■ CHALLENGE
Make an exact transcription of the material, leaving out all images.

Records excerpted from a collection:
::::::::

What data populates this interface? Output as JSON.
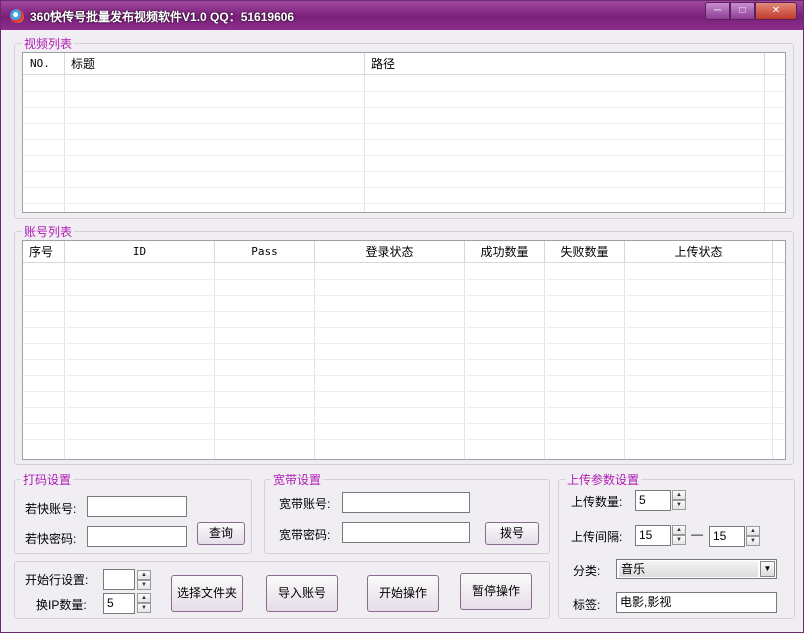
{
  "window": {
    "title": "360快传号批量发布视频软件V1.0 QQ：51619606",
    "minimize": "─",
    "maximize": "□",
    "close": "✕"
  },
  "video_list": {
    "label": "视频列表",
    "columns": [
      "NO.",
      "标题",
      "路径"
    ],
    "rows": []
  },
  "account_list": {
    "label": "账号列表",
    "columns": [
      "序号",
      "ID",
      "Pass",
      "登录状态",
      "成功数量",
      "失败数量",
      "上传状态"
    ],
    "rows": []
  },
  "captcha": {
    "label": "打码设置",
    "account_label": "若快账号:",
    "account_value": "",
    "password_label": "若快密码:",
    "password_value": "",
    "query_button": "查询"
  },
  "broadband": {
    "label": "宽带设置",
    "account_label": "宽带账号:",
    "account_value": "",
    "password_label": "宽带密码:",
    "password_value": "",
    "dial_button": "拨号"
  },
  "upload": {
    "label": "上传参数设置",
    "count_label": "上传数量:",
    "count_value": "5",
    "interval_label": "上传间隔:",
    "interval_from": "15",
    "interval_sep": "—",
    "interval_to": "15",
    "category_label": "分类:",
    "category_value": "音乐",
    "tags_label": "标签:",
    "tags_value": "电影,影视"
  },
  "controls": {
    "start_row_label": "开始行设置:",
    "start_row_value": "",
    "ip_count_label": "换IP数量:",
    "ip_count_value": "5",
    "choose_folder": "选择文件夹",
    "import_accounts": "导入账号",
    "start": "开始操作",
    "pause": "暂停操作"
  },
  "colors": {
    "accent": "#b01cb5",
    "titlebar": "#7a1f7a"
  }
}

::::::::

■ SOLUTION TO THIS EXERCISE
What data populates this interface? Output as JSON.
{
  "window": {
    "title": "360快传号批量发布视频软件V1.0 QQ：51619606",
    "minimize": "─",
    "maximize": "□",
    "close": "✕"
  },
  "video_list": {
    "label": "视频列表",
    "columns": [
      "NO.",
      "标题",
      "路径"
    ],
    "rows": []
  },
  "account_list": {
    "label": "账号列表",
    "columns": [
      "序号",
      "ID",
      "Pass",
      "登录状态",
      "成功数量",
      "失败数量",
      "上传状态"
    ],
    "rows": []
  },
  "captcha": {
    "label": "打码设置",
    "account_label": "若快账号:",
    "account_value": "",
    "password_label": "若快密码:",
    "password_value": "",
    "query_button": "查询"
  },
  "broadband": {
    "label": "宽带设置",
    "account_label": "宽带账号:",
    "account_value": "",
    "password_label": "宽带密码:",
    "password_value": "",
    "dial_button": "拨号"
  },
  "upload": {
    "label": "上传参数设置",
    "count_label": "上传数量:",
    "count_value": "5",
    "interval_label": "上传间隔:",
    "interval_from": "15",
    "interval_sep": "—",
    "interval_to": "15",
    "category_label": "分类:",
    "category_value": "音乐",
    "tags_label": "标签:",
    "tags_value": "电影,影视"
  },
  "controls": {
    "start_row_label": "开始行设置:",
    "start_row_value": "",
    "ip_count_label": "换IP数量:",
    "ip_count_value": "5",
    "choose_folder": "选择文件夹",
    "import_accounts": "导入账号",
    "start": "开始操作",
    "pause": "暂停操作"
  },
  "colors": {
    "accent": "#b01cb5",
    "titlebar": "#7a1f7a"
  }
}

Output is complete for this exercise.